### Stated problem
Make an exact copy of each entry, leaving out every picture.

### Listed records
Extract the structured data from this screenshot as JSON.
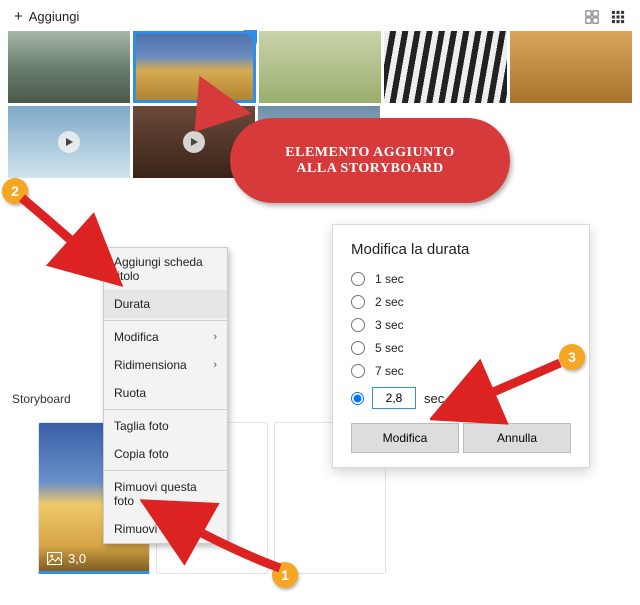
{
  "topbar": {
    "add_label": "Aggiungi"
  },
  "callout": {
    "line1": "ELEMENTO AGGIUNTO",
    "line2": "ALLA STORYBOARD"
  },
  "context_menu": {
    "items": [
      "Aggiungi scheda titolo",
      "Durata",
      "Modifica",
      "Ridimensiona",
      "Ruota",
      "Taglia foto",
      "Copia foto",
      "Rimuovi questa foto",
      "Rimuovi tutto"
    ]
  },
  "duration_panel": {
    "title": "Modifica la durata",
    "options": [
      "1 sec",
      "2 sec",
      "3 sec",
      "5 sec",
      "7 sec"
    ],
    "custom_value": "2,8",
    "sec_label": "sec",
    "ok_label": "Modifica",
    "cancel_label": "Annulla"
  },
  "storyboard": {
    "label": "Storyboard",
    "item_duration": "3,0"
  },
  "badges": {
    "one": "1",
    "two": "2",
    "three": "3"
  }
}
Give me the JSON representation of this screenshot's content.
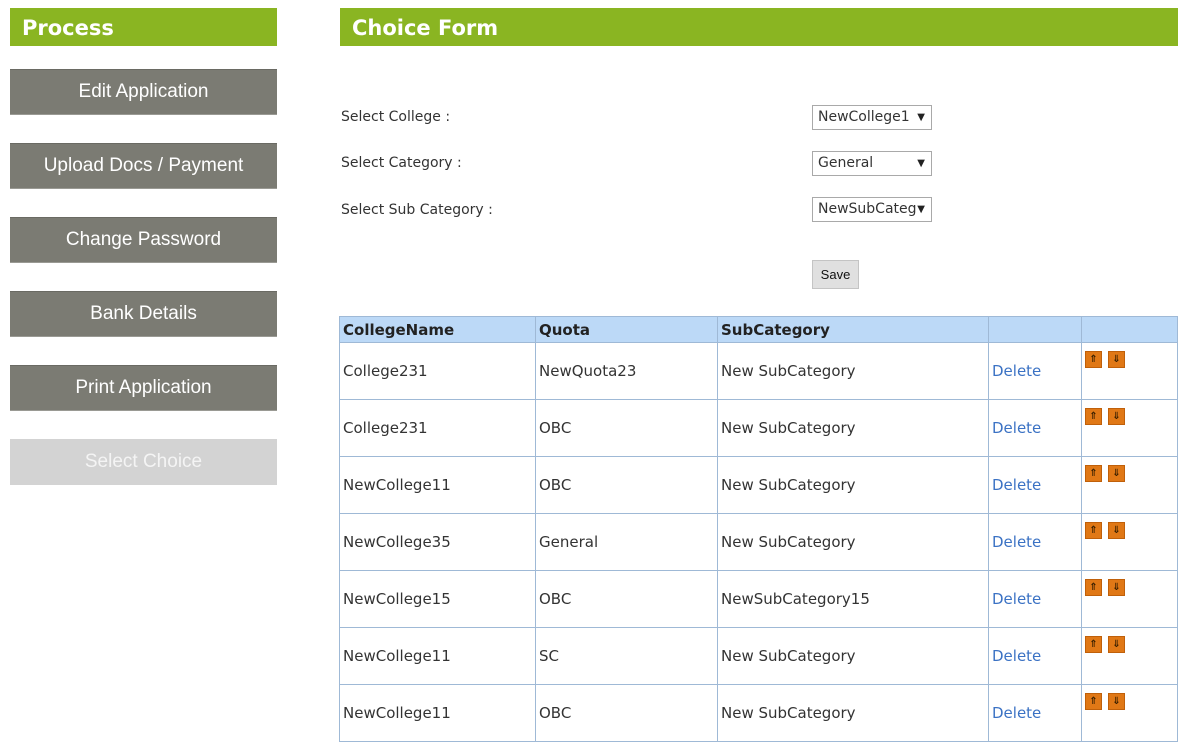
{
  "sidebar": {
    "header": "Process",
    "items": [
      {
        "label": "Edit Application"
      },
      {
        "label": "Upload Docs / Payment"
      },
      {
        "label": "Change Password"
      },
      {
        "label": "Bank Details"
      },
      {
        "label": "Print Application"
      },
      {
        "label": "Select Choice",
        "disabled": true
      }
    ]
  },
  "form": {
    "header": "Choice Form",
    "college_label": "Select College :",
    "college_value": "NewCollege1",
    "category_label": "Select Category :",
    "category_value": "General",
    "subcategory_label": "Select Sub Category :",
    "subcategory_value": "NewSubCategory",
    "save_label": "Save"
  },
  "table": {
    "columns": [
      "CollegeName",
      "Quota",
      "SubCategory",
      "",
      ""
    ],
    "rows": [
      {
        "college": "College231",
        "quota": "NewQuota23",
        "subcategory": "New SubCategory",
        "action": "Delete"
      },
      {
        "college": "College231",
        "quota": "OBC",
        "subcategory": "New SubCategory",
        "action": "Delete"
      },
      {
        "college": "NewCollege11",
        "quota": "OBC",
        "subcategory": "New SubCategory",
        "action": "Delete"
      },
      {
        "college": "NewCollege35",
        "quota": "General",
        "subcategory": "New SubCategory",
        "action": "Delete"
      },
      {
        "college": "NewCollege15",
        "quota": "OBC",
        "subcategory": "NewSubCategory15",
        "action": "Delete"
      },
      {
        "college": "NewCollege11",
        "quota": "SC",
        "subcategory": "New SubCategory",
        "action": "Delete"
      },
      {
        "college": "NewCollege11",
        "quota": "OBC",
        "subcategory": "New SubCategory",
        "action": "Delete"
      }
    ]
  },
  "icons": {
    "move_up": "⇑",
    "move_down": "⇓",
    "dropdown": "▼"
  },
  "colors": {
    "header_green": "#8ab522",
    "button_gray": "#7b7b73",
    "disabled_gray": "#d3d3d3",
    "table_header_blue": "#bcd9f7",
    "link_blue": "#3b72c4",
    "arrow_orange": "#e07816"
  }
}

### Answer to the problem
Extract the structured data from this screenshot as JSON.
{
  "topbar": {
    "add_label": "Aggiungi"
  },
  "callout": {
    "line1": "ELEMENTO AGGIUNTO",
    "line2": "ALLA STORYBOARD"
  },
  "context_menu": {
    "items": [
      "Aggiungi scheda titolo",
      "Durata",
      "Modifica",
      "Ridimensiona",
      "Ruota",
      "Taglia foto",
      "Copia foto",
      "Rimuovi questa foto",
      "Rimuovi tutto"
    ]
  },
  "duration_panel": {
    "title": "Modifica la durata",
    "options": [
      "1 sec",
      "2 sec",
      "3 sec",
      "5 sec",
      "7 sec"
    ],
    "custom_value": "2,8",
    "sec_label": "sec",
    "ok_label": "Modifica",
    "cancel_label": "Annulla"
  },
  "storyboard": {
    "label": "Storyboard",
    "item_duration": "3,0"
  },
  "badges": {
    "one": "1",
    "two": "2",
    "three": "3"
  }
}
Give me the JSON representation of this screenshot's content.
{
  "sidebar": {
    "header": "Process",
    "items": [
      {
        "label": "Edit Application"
      },
      {
        "label": "Upload Docs / Payment"
      },
      {
        "label": "Change Password"
      },
      {
        "label": "Bank Details"
      },
      {
        "label": "Print Application"
      },
      {
        "label": "Select Choice",
        "disabled": true
      }
    ]
  },
  "form": {
    "header": "Choice Form",
    "college_label": "Select College :",
    "college_value": "NewCollege1",
    "category_label": "Select Category :",
    "category_value": "General",
    "subcategory_label": "Select Sub Category :",
    "subcategory_value": "NewSubCategory",
    "save_label": "Save"
  },
  "table": {
    "columns": [
      "CollegeName",
      "Quota",
      "SubCategory",
      "",
      ""
    ],
    "rows": [
      {
        "college": "College231",
        "quota": "NewQuota23",
        "subcategory": "New SubCategory",
        "action": "Delete"
      },
      {
        "college": "College231",
        "quota": "OBC",
        "subcategory": "New SubCategory",
        "action": "Delete"
      },
      {
        "college": "NewCollege11",
        "quota": "OBC",
        "subcategory": "New SubCategory",
        "action": "Delete"
      },
      {
        "college": "NewCollege35",
        "quota": "General",
        "subcategory": "New SubCategory",
        "action": "Delete"
      },
      {
        "college": "NewCollege15",
        "quota": "OBC",
        "subcategory": "NewSubCategory15",
        "action": "Delete"
      },
      {
        "college": "NewCollege11",
        "quota": "SC",
        "subcategory": "New SubCategory",
        "action": "Delete"
      },
      {
        "college": "NewCollege11",
        "quota": "OBC",
        "subcategory": "New SubCategory",
        "action": "Delete"
      }
    ]
  },
  "icons": {
    "move_up": "⇑",
    "move_down": "⇓",
    "dropdown": "▼"
  },
  "colors": {
    "header_green": "#8ab522",
    "button_gray": "#7b7b73",
    "disabled_gray": "#d3d3d3",
    "table_header_blue": "#bcd9f7",
    "link_blue": "#3b72c4",
    "arrow_orange": "#e07816"
  }
}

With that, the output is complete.